Stated problem: Restate the records in their entirety, word for word.

Stored data
--- --- ---
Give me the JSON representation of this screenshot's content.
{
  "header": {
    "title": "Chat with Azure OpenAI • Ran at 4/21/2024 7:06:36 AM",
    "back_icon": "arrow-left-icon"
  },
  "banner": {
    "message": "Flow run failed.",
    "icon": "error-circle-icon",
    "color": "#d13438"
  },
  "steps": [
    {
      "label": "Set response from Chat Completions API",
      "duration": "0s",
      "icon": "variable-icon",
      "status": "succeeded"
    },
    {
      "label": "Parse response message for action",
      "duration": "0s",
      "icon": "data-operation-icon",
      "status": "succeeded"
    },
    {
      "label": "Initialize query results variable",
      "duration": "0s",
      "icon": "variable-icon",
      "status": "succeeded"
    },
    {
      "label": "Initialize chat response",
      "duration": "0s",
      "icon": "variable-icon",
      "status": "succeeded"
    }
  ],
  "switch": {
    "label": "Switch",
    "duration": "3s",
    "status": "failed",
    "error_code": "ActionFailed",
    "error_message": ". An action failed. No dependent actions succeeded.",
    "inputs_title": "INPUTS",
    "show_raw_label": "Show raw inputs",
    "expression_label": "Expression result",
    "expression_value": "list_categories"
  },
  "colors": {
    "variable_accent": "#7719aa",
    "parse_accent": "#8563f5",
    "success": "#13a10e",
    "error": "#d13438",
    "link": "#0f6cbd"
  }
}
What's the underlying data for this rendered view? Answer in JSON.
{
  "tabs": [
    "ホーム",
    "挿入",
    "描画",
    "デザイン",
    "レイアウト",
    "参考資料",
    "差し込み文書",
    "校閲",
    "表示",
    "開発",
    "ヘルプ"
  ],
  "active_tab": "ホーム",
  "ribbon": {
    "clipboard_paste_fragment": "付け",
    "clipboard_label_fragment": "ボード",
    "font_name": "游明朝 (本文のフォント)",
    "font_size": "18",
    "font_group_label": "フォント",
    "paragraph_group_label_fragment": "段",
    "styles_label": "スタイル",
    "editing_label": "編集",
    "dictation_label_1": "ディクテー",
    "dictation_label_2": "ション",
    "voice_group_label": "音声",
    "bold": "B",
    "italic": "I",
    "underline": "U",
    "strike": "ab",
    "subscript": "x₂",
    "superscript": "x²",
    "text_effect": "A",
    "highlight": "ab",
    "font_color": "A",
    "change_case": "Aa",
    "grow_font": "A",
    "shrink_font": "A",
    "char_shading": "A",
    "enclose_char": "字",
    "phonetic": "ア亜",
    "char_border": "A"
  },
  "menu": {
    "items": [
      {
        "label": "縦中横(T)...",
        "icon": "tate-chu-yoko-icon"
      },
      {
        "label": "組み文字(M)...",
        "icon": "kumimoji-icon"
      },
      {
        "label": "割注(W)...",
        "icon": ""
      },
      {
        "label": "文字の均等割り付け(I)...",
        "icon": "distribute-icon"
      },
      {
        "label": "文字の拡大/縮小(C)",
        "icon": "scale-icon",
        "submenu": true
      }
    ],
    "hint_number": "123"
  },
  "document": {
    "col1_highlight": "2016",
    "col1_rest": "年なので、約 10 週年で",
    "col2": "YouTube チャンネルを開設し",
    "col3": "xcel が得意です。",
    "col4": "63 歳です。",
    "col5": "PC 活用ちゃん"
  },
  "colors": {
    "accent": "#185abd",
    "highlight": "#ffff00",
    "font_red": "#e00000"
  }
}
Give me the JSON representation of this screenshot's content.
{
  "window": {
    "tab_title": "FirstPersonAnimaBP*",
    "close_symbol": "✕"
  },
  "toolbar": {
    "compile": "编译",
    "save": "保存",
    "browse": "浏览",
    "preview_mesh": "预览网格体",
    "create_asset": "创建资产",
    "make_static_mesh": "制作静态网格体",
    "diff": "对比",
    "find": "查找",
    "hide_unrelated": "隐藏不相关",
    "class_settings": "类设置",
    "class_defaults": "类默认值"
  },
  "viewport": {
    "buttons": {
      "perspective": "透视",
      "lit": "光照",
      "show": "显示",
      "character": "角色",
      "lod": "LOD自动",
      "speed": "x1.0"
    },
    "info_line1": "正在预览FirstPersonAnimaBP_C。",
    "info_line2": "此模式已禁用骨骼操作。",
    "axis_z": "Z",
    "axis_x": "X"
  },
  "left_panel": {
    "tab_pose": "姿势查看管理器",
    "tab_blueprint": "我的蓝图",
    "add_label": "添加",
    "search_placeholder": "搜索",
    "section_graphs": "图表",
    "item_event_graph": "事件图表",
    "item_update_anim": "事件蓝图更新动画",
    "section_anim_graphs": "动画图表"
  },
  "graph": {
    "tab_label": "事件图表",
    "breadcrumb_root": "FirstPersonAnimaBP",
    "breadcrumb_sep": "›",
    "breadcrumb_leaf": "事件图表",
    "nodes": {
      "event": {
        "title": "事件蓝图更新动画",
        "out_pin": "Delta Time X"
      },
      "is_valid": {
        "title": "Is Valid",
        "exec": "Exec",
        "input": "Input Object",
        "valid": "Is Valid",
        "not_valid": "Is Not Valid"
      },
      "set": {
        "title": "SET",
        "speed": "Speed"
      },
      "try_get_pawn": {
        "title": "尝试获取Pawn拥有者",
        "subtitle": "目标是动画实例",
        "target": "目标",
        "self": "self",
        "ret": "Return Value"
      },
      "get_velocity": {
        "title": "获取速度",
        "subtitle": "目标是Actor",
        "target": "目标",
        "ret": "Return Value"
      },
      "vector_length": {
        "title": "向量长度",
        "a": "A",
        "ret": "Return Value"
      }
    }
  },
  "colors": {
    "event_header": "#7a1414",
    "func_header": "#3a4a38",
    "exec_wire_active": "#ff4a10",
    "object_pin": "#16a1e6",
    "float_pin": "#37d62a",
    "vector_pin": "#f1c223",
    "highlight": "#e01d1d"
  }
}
--- --- ---
Response:
Give me the JSON representation of this screenshot's content.
{
  "header": {
    "title": "Chat with Azure OpenAI • Ran at 4/21/2024 7:06:36 AM",
    "back_icon": "arrow-left-icon"
  },
  "banner": {
    "message": "Flow run failed.",
    "icon": "error-circle-icon",
    "color": "#d13438"
  },
  "steps": [
    {
      "label": "Set response from Chat Completions API",
      "duration": "0s",
      "icon": "variable-icon",
      "status": "succeeded"
    },
    {
      "label": "Parse response message for action",
      "duration": "0s",
      "icon": "data-operation-icon",
      "status": "succeeded"
    },
    {
      "label": "Initialize query results variable",
      "duration": "0s",
      "icon": "variable-icon",
      "status": "succeeded"
    },
    {
      "label": "Initialize chat response",
      "duration": "0s",
      "icon": "variable-icon",
      "status": "succeeded"
    }
  ],
  "switch": {
    "label": "Switch",
    "duration": "3s",
    "status": "failed",
    "error_code": "ActionFailed",
    "error_message": ". An action failed. No dependent actions succeeded.",
    "inputs_title": "INPUTS",
    "show_raw_label": "Show raw inputs",
    "expression_label": "Expression result",
    "expression_value": "list_categories"
  },
  "colors": {
    "variable_accent": "#7719aa",
    "parse_accent": "#8563f5",
    "success": "#13a10e",
    "error": "#d13438",
    "link": "#0f6cbd"
  }
}
What's the underlying data for this rendered view? Answer in JSON.
{
  "tabs": [
    "ホーム",
    "挿入",
    "描画",
    "デザイン",
    "レイアウト",
    "参考資料",
    "差し込み文書",
    "校閲",
    "表示",
    "開発",
    "ヘルプ"
  ],
  "active_tab": "ホーム",
  "ribbon": {
    "clipboard_paste_fragment": "付け",
    "clipboard_label_fragment": "ボード",
    "font_name": "游明朝 (本文のフォント)",
    "font_size": "18",
    "font_group_label": "フォント",
    "paragraph_group_label_fragment": "段",
    "styles_label": "スタイル",
    "editing_label": "編集",
    "dictation_label_1": "ディクテー",
    "dictation_label_2": "ション",
    "voice_group_label": "音声",
    "bold": "B",
    "italic": "I",
    "underline": "U",
    "strike": "ab",
    "subscript": "x₂",
    "superscript": "x²",
    "text_effect": "A",
    "highlight": "ab",
    "font_color": "A",
    "change_case": "Aa",
    "grow_font": "A",
    "shrink_font": "A",
    "char_shading": "A",
    "enclose_char": "字",
    "phonetic": "ア亜",
    "char_border": "A"
  },
  "menu": {
    "items": [
      {
        "label": "縦中横(T)...",
        "icon": "tate-chu-yoko-icon"
      },
      {
        "label": "組み文字(M)...",
        "icon": "kumimoji-icon"
      },
      {
        "label": "割注(W)...",
        "icon": ""
      },
      {
        "label": "文字の均等割り付け(I)...",
        "icon": "distribute-icon"
      },
      {
        "label": "文字の拡大/縮小(C)",
        "icon": "scale-icon",
        "submenu": true
      }
    ],
    "hint_number": "123"
  },
  "document": {
    "col1_highlight": "2016",
    "col1_rest": "年なので、約 10 週年で",
    "col2": "YouTube チャンネルを開設し",
    "col3": "xcel が得意です。",
    "col4": "63 歳です。",
    "col5": "PC 活用ちゃん"
  },
  "colors": {
    "accent": "#185abd",
    "highlight": "#ffff00",
    "font_red": "#e00000"
  }
}
Give me the JSON representation of this screenshot's content.
{
  "window": {
    "tab_title": "FirstPersonAnimaBP*",
    "close_symbol": "✕"
  },
  "toolbar": {
    "compile": "编译",
    "save": "保存",
    "browse": "浏览",
    "preview_mesh": "预览网格体",
    "create_asset": "创建资产",
    "make_static_mesh": "制作静态网格体",
    "diff": "对比",
    "find": "查找",
    "hide_unrelated": "隐藏不相关",
    "class_settings": "类设置",
    "class_defaults": "类默认值"
  },
  "viewport": {
    "buttons": {
      "perspective": "透视",
      "lit": "光照",
      "show": "显示",
      "character": "角色",
      "lod": "LOD自动",
      "speed": "x1.0"
    },
    "info_line1": "正在预览FirstPersonAnimaBP_C。",
    "info_line2": "此模式已禁用骨骼操作。",
    "axis_z": "Z",
    "axis_x": "X"
  },
  "left_panel": {
    "tab_pose": "姿势查看管理器",
    "tab_blueprint": "我的蓝图",
    "add_label": "添加",
    "search_placeholder": "搜索",
    "section_graphs": "图表",
    "item_event_graph": "事件图表",
    "item_update_anim": "事件蓝图更新动画",
    "section_anim_graphs": "动画图表"
  },
  "graph": {
    "tab_label": "事件图表",
    "breadcrumb_root": "FirstPersonAnimaBP",
    "breadcrumb_sep": "›",
    "breadcrumb_leaf": "事件图表",
    "nodes": {
      "event": {
        "title": "事件蓝图更新动画",
        "out_pin": "Delta Time X"
      },
      "is_valid": {
        "title": "Is Valid",
        "exec": "Exec",
        "input": "Input Object",
        "valid": "Is Valid",
        "not_valid": "Is Not Valid"
      },
      "set": {
        "title": "SET",
        "speed": "Speed"
      },
      "try_get_pawn": {
        "title": "尝试获取Pawn拥有者",
        "subtitle": "目标是动画实例",
        "target": "目标",
        "self": "self",
        "ret": "Return Value"
      },
      "get_velocity": {
        "title": "获取速度",
        "subtitle": "目标是Actor",
        "target": "目标",
        "ret": "Return Value"
      },
      "vector_length": {
        "title": "向量长度",
        "a": "A",
        "ret": "Return Value"
      }
    }
  },
  "colors": {
    "event_header": "#7a1414",
    "func_header": "#3a4a38",
    "exec_wire_active": "#ff4a10",
    "object_pin": "#16a1e6",
    "float_pin": "#37d62a",
    "vector_pin": "#f1c223",
    "highlight": "#e01d1d"
  }
}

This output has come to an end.